→ PROBLEM DETAILS: Pictures aside, quote the whole listing exactly.

→ MATERIAL FOR THIS TASK:

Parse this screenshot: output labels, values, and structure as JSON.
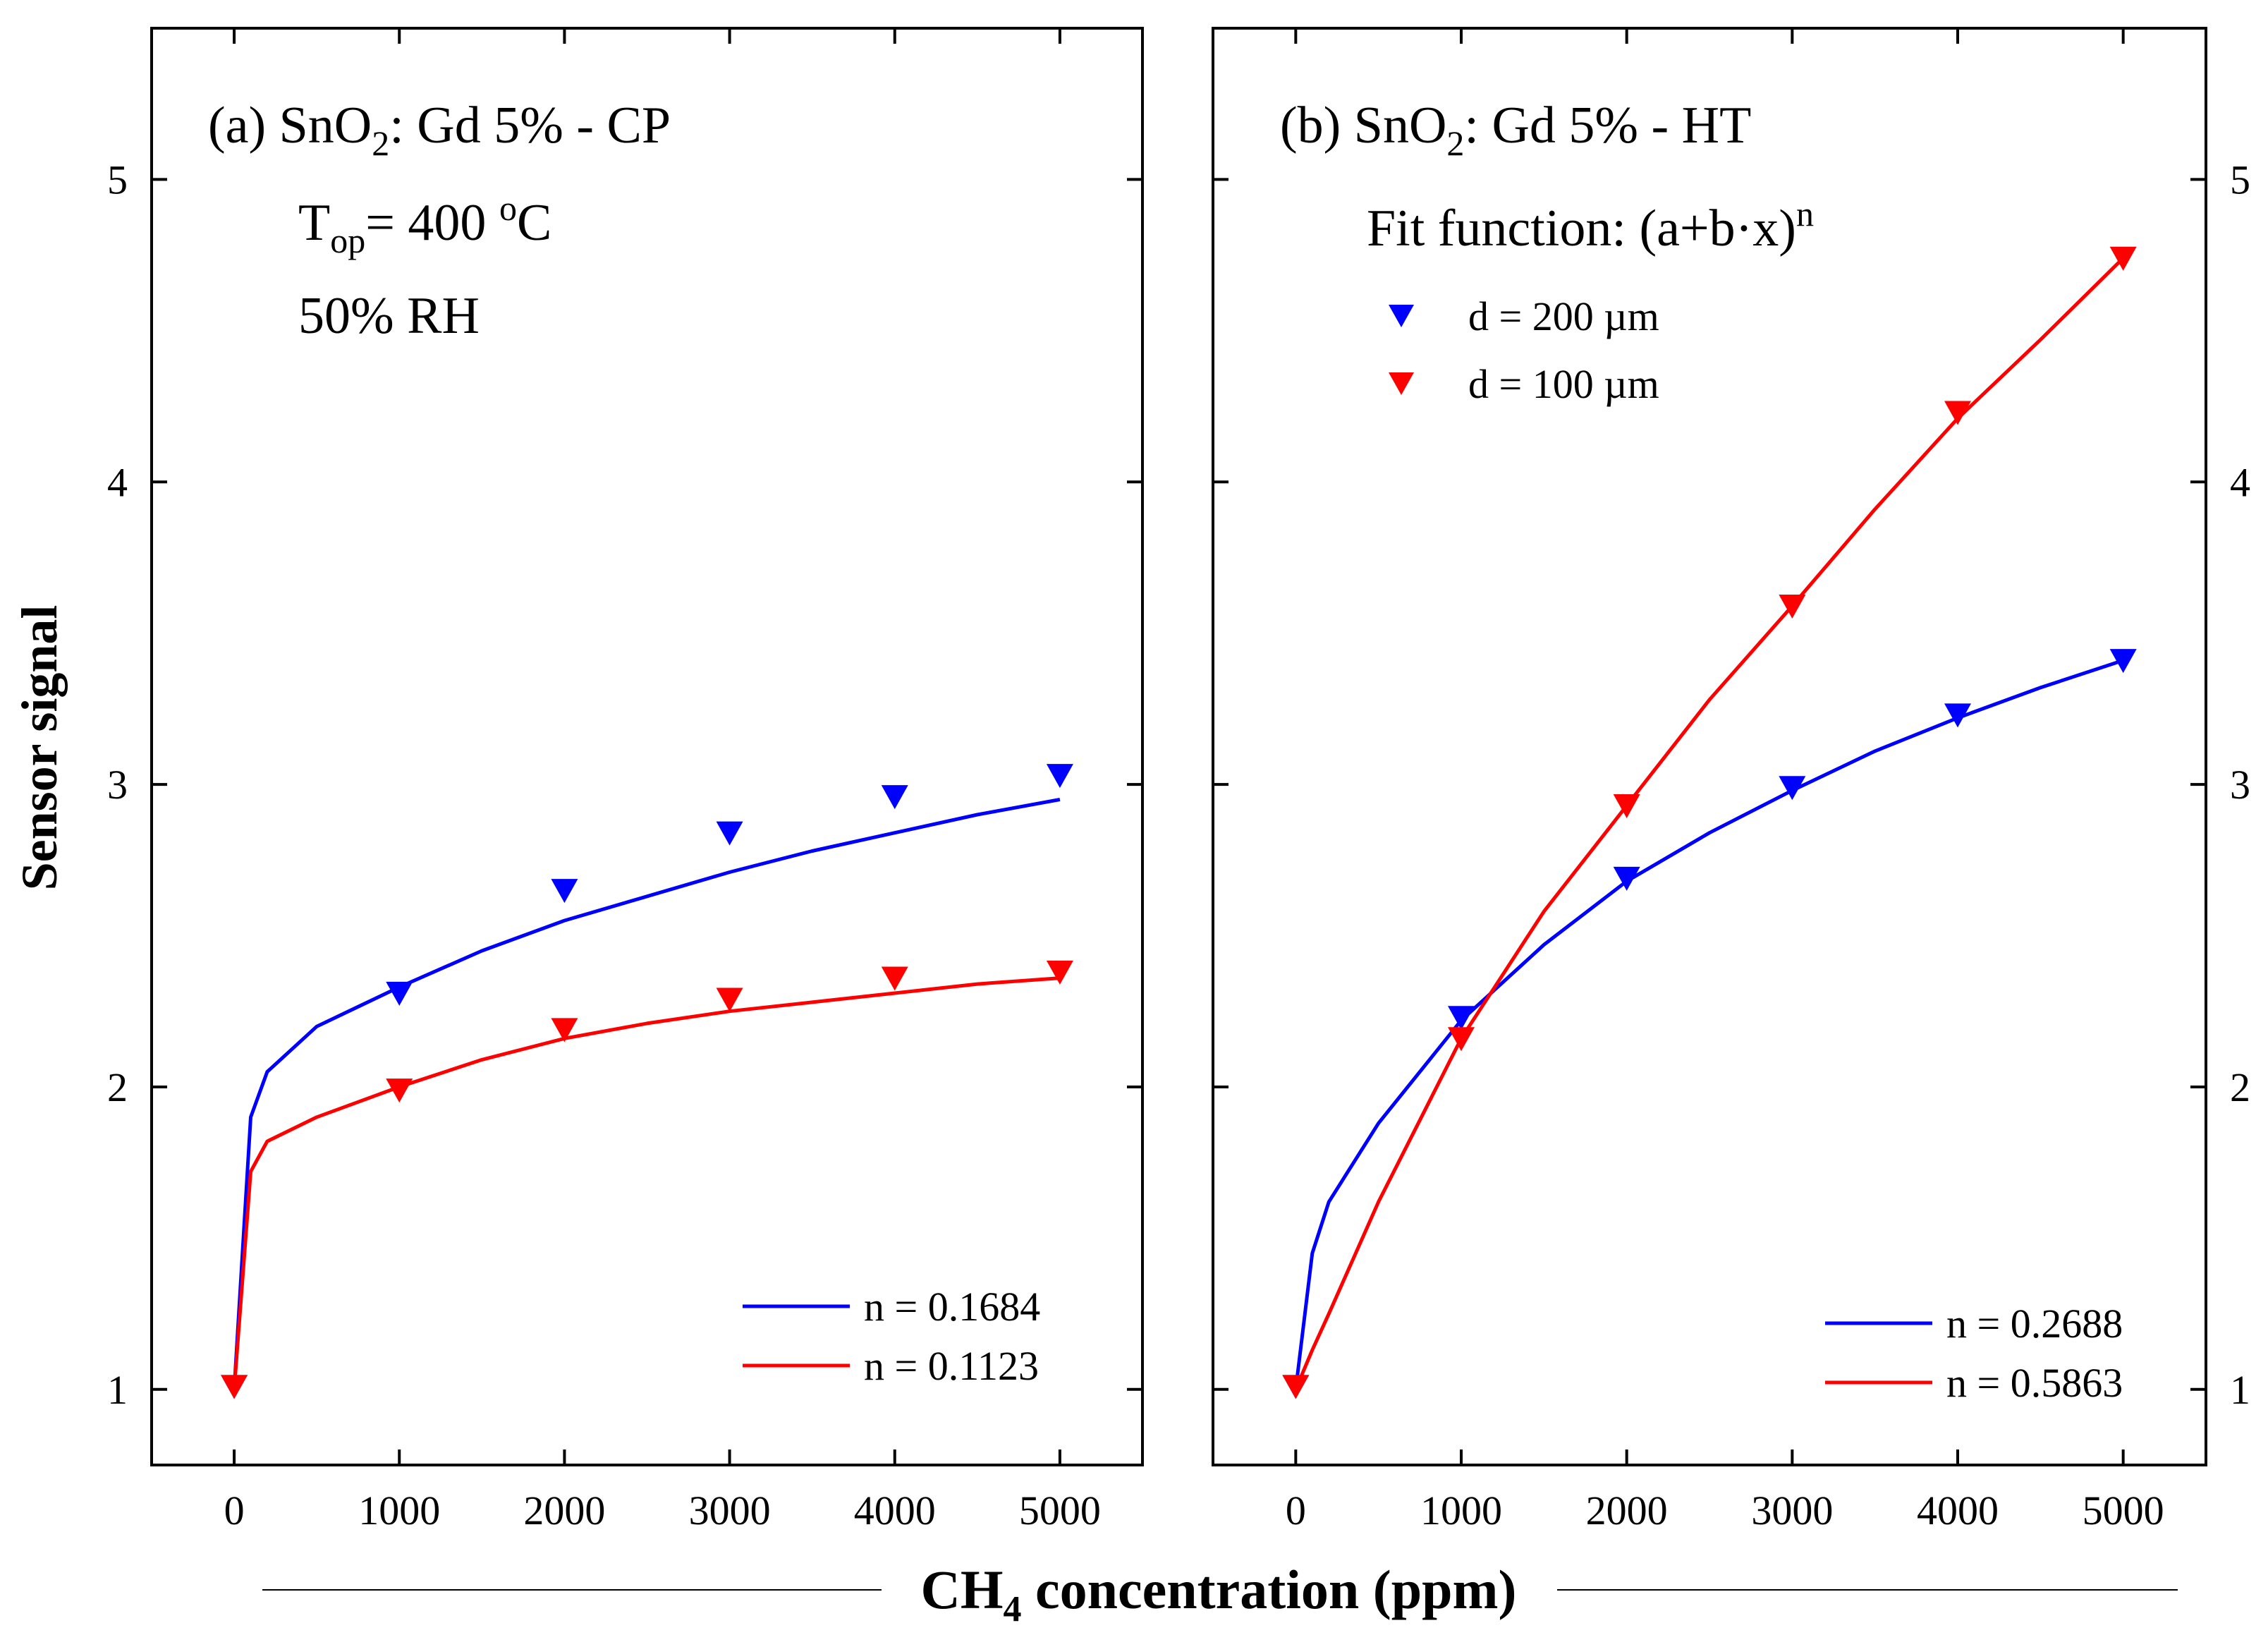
{
  "chart_data": [
    {
      "type": "line",
      "panel_title": {
        "pre": "(a) SnO",
        "sub": "2",
        "post": ": Gd 5% - CP"
      },
      "annotations": [
        {
          "pre": "T",
          "sub": "op",
          "mid": "= 400 ",
          "sup": "o",
          "post": "C"
        },
        {
          "pre": "50% RH"
        }
      ],
      "xlim": [
        -500,
        5500
      ],
      "ylim": [
        0.75,
        5.5
      ],
      "x_ticks": [
        0,
        1000,
        2000,
        3000,
        4000,
        5000
      ],
      "y_ticks": [
        1,
        2,
        3,
        4,
        5
      ],
      "x_tick_labels": [
        "0",
        "1000",
        "2000",
        "3000",
        "4000",
        "5000"
      ],
      "y_tick_labels": [
        "1",
        "2",
        "3",
        "4",
        "5"
      ],
      "y_tick_labels_side": "left",
      "series": [
        {
          "color": "#0000ff",
          "marker": "triangle-down",
          "x": [
            0,
            1000,
            2000,
            3000,
            4000,
            5000
          ],
          "y": [
            1.0,
            2.3,
            2.64,
            2.83,
            2.95,
            3.02
          ],
          "fit_n": 0.1684,
          "fit_y": [
            1.0,
            1.9,
            2.05,
            2.2,
            2.33,
            2.45,
            2.55,
            2.63,
            2.71,
            2.78,
            2.84,
            2.9,
            2.95,
            3.0,
            3.05
          ]
        },
        {
          "color": "#ff0000",
          "marker": "triangle-down",
          "x": [
            0,
            1000,
            2000,
            3000,
            4000,
            5000
          ],
          "y": [
            1.0,
            1.98,
            2.18,
            2.28,
            2.35,
            2.37
          ],
          "fit_n": 0.1123,
          "fit_y": [
            1.0,
            1.72,
            1.82,
            1.9,
            2.0,
            2.09,
            2.16,
            2.21,
            2.25,
            2.28,
            2.31,
            2.34,
            2.36,
            2.38,
            2.4
          ]
        }
      ],
      "fit_x": [
        0,
        100,
        200,
        500,
        1000,
        1500,
        2000,
        2500,
        3000,
        3500,
        4000,
        4500,
        5000,
        5500,
        5000
      ],
      "legend": {
        "position": "bottom-right",
        "entries": [
          "n = 0.1684",
          "n = 0.1123"
        ]
      }
    },
    {
      "type": "line",
      "panel_title": {
        "pre": "(b) SnO",
        "sub": "2",
        "post": ": Gd 5% - HT"
      },
      "annotations": [
        {
          "pre": "Fit function: (a+b·x)",
          "sup": "n"
        }
      ],
      "xlim": [
        -500,
        5500
      ],
      "ylim": [
        0.75,
        5.5
      ],
      "x_ticks": [
        0,
        1000,
        2000,
        3000,
        4000,
        5000
      ],
      "y_ticks": [
        1,
        2,
        3,
        4,
        5
      ],
      "x_tick_labels": [
        "0",
        "1000",
        "2000",
        "3000",
        "4000",
        "5000"
      ],
      "y_tick_labels": [
        "1",
        "2",
        "3",
        "4",
        "5"
      ],
      "y_tick_labels_side": "right",
      "series": [
        {
          "name": "d = 200 µm",
          "color": "#0000ff",
          "marker": "triangle-down",
          "x": [
            0,
            1000,
            2000,
            3000,
            4000,
            5000
          ],
          "y": [
            1.0,
            2.22,
            2.68,
            2.98,
            3.22,
            3.4
          ],
          "fit_n": 0.2688,
          "fit_y": [
            1.0,
            1.45,
            1.62,
            1.88,
            2.22,
            2.47,
            2.68,
            2.84,
            2.98,
            3.11,
            3.22,
            3.32,
            3.41
          ]
        },
        {
          "name": "d = 100 µm",
          "color": "#ff0000",
          "marker": "triangle-down",
          "x": [
            0,
            1000,
            2000,
            3000,
            4000,
            5000
          ],
          "y": [
            1.0,
            2.15,
            2.92,
            3.58,
            4.22,
            4.73
          ],
          "fit_n": 0.5863,
          "fit_y": [
            1.0,
            1.13,
            1.25,
            1.62,
            2.16,
            2.58,
            2.93,
            3.28,
            3.59,
            3.91,
            4.21,
            4.47,
            4.74
          ]
        }
      ],
      "fit_x": [
        0,
        100,
        200,
        500,
        1000,
        1500,
        2000,
        2500,
        3000,
        3500,
        4000,
        4500,
        5000
      ],
      "marker_legend": {
        "position": "top-left",
        "entries": [
          "d = 200 µm",
          "d = 100 µm"
        ]
      },
      "legend": {
        "position": "bottom-right",
        "entries": [
          "n = 0.2688",
          "n = 0.5863"
        ]
      }
    }
  ],
  "ylabel": "Sensor signal",
  "xlabel": {
    "pre": "CH",
    "sub": "4",
    "post": " concentration (ppm)"
  }
}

→ RESPONSE:
Parse this screenshot: output labels, values, and structure as JSON.
{
  "chart_data": [
    {
      "type": "line",
      "panel_title": {
        "pre": "(a) SnO",
        "sub": "2",
        "post": ": Gd 5% - CP"
      },
      "annotations": [
        {
          "pre": "T",
          "sub": "op",
          "mid": "= 400 ",
          "sup": "o",
          "post": "C"
        },
        {
          "pre": "50% RH"
        }
      ],
      "xlim": [
        -500,
        5500
      ],
      "ylim": [
        0.75,
        5.5
      ],
      "x_ticks": [
        0,
        1000,
        2000,
        3000,
        4000,
        5000
      ],
      "y_ticks": [
        1,
        2,
        3,
        4,
        5
      ],
      "x_tick_labels": [
        "0",
        "1000",
        "2000",
        "3000",
        "4000",
        "5000"
      ],
      "y_tick_labels": [
        "1",
        "2",
        "3",
        "4",
        "5"
      ],
      "y_tick_labels_side": "left",
      "series": [
        {
          "color": "#0000ff",
          "marker": "triangle-down",
          "x": [
            0,
            1000,
            2000,
            3000,
            4000,
            5000
          ],
          "y": [
            1.0,
            2.3,
            2.64,
            2.83,
            2.95,
            3.02
          ],
          "fit_n": 0.1684,
          "fit_y": [
            1.0,
            1.9,
            2.05,
            2.2,
            2.33,
            2.45,
            2.55,
            2.63,
            2.71,
            2.78,
            2.84,
            2.9,
            2.95,
            3.0,
            3.05
          ]
        },
        {
          "color": "#ff0000",
          "marker": "triangle-down",
          "x": [
            0,
            1000,
            2000,
            3000,
            4000,
            5000
          ],
          "y": [
            1.0,
            1.98,
            2.18,
            2.28,
            2.35,
            2.37
          ],
          "fit_n": 0.1123,
          "fit_y": [
            1.0,
            1.72,
            1.82,
            1.9,
            2.0,
            2.09,
            2.16,
            2.21,
            2.25,
            2.28,
            2.31,
            2.34,
            2.36,
            2.38,
            2.4
          ]
        }
      ],
      "fit_x": [
        0,
        100,
        200,
        500,
        1000,
        1500,
        2000,
        2500,
        3000,
        3500,
        4000,
        4500,
        5000,
        5500,
        5000
      ],
      "legend": {
        "position": "bottom-right",
        "entries": [
          "n = 0.1684",
          "n = 0.1123"
        ]
      }
    },
    {
      "type": "line",
      "panel_title": {
        "pre": "(b) SnO",
        "sub": "2",
        "post": ": Gd 5% - HT"
      },
      "annotations": [
        {
          "pre": "Fit function: (a+b·x)",
          "sup": "n"
        }
      ],
      "xlim": [
        -500,
        5500
      ],
      "ylim": [
        0.75,
        5.5
      ],
      "x_ticks": [
        0,
        1000,
        2000,
        3000,
        4000,
        5000
      ],
      "y_ticks": [
        1,
        2,
        3,
        4,
        5
      ],
      "x_tick_labels": [
        "0",
        "1000",
        "2000",
        "3000",
        "4000",
        "5000"
      ],
      "y_tick_labels": [
        "1",
        "2",
        "3",
        "4",
        "5"
      ],
      "y_tick_labels_side": "right",
      "series": [
        {
          "name": "d = 200 µm",
          "color": "#0000ff",
          "marker": "triangle-down",
          "x": [
            0,
            1000,
            2000,
            3000,
            4000,
            5000
          ],
          "y": [
            1.0,
            2.22,
            2.68,
            2.98,
            3.22,
            3.4
          ],
          "fit_n": 0.2688,
          "fit_y": [
            1.0,
            1.45,
            1.62,
            1.88,
            2.22,
            2.47,
            2.68,
            2.84,
            2.98,
            3.11,
            3.22,
            3.32,
            3.41
          ]
        },
        {
          "name": "d = 100 µm",
          "color": "#ff0000",
          "marker": "triangle-down",
          "x": [
            0,
            1000,
            2000,
            3000,
            4000,
            5000
          ],
          "y": [
            1.0,
            2.15,
            2.92,
            3.58,
            4.22,
            4.73
          ],
          "fit_n": 0.5863,
          "fit_y": [
            1.0,
            1.13,
            1.25,
            1.62,
            2.16,
            2.58,
            2.93,
            3.28,
            3.59,
            3.91,
            4.21,
            4.47,
            4.74
          ]
        }
      ],
      "fit_x": [
        0,
        100,
        200,
        500,
        1000,
        1500,
        2000,
        2500,
        3000,
        3500,
        4000,
        4500,
        5000
      ],
      "marker_legend": {
        "position": "top-left",
        "entries": [
          "d = 200 µm",
          "d = 100 µm"
        ]
      },
      "legend": {
        "position": "bottom-right",
        "entries": [
          "n = 0.2688",
          "n = 0.5863"
        ]
      }
    }
  ],
  "ylabel": "Sensor signal",
  "xlabel": {
    "pre": "CH",
    "sub": "4",
    "post": " concentration (ppm)"
  }
}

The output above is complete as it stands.